Directions for this task ->
From the listing that follows, extract every line and set it down unaltered.

.....

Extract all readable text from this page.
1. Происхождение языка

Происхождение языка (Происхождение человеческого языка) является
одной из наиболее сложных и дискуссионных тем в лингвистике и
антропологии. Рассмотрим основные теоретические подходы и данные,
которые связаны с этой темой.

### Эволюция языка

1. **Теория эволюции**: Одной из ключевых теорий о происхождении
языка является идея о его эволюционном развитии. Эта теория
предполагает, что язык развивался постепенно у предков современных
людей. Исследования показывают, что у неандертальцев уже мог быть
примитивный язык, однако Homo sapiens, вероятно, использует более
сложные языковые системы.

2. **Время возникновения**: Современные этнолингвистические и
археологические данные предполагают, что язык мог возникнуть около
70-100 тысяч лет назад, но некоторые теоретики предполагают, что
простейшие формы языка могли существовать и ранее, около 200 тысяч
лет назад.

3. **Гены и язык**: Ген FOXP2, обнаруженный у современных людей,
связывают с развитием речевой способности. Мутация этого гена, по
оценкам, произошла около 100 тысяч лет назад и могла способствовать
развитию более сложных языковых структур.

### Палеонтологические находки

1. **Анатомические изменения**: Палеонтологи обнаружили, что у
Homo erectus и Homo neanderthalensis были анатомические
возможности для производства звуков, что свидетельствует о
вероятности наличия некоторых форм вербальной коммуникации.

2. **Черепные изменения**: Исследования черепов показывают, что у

.....

Response for this exercise ->
Extract all readable text from this page.
1. Происхождение языка

Происхождение языка (Происхождение человеческого языка) является
одной из наиболее сложных и дискуссионных тем в лингвистике и
антропологии. Рассмотрим основные теоретические подходы и данные,
которые связаны с этой темой.

### Эволюция языка

1. **Теория эволюции**: Одной из ключевых теорий о происхождении
языка является идея о его эволюционном развитии. Эта теория
предполагает, что язык развивался постепенно у предков современных
людей. Исследования показывают, что у неандертальцев уже мог быть
примитивный язык, однако Homo sapiens, вероятно, использует более
сложные языковые системы.

2. **Время возникновения**: Современные этнолингвистические и
археологические данные предполагают, что язык мог возникнуть около
70-100 тысяч лет назад, но некоторые теоретики предполагают, что
простейшие формы языка могли существовать и ранее, около 200 тысяч
лет назад.

3. **Гены и язык**: Ген FOXP2, обнаруженный у современных людей,
связывают с развитием речевой способности. Мутация этого гена, по
оценкам, произошла около 100 тысяч лет назад и могла способствовать
развитию более сложных языковых структур.

### Палеонтологические находки

1. **Анатомические изменения**: Палеонтологи обнаружили, что у
Homo erectus и Homo neanderthalensis были анатомические
возможности для производства звуков, что свидетельствует о
вероятности наличия некоторых форм вербальной коммуникации.

2. **Черепные изменения**: Исследования черепов показывают, что у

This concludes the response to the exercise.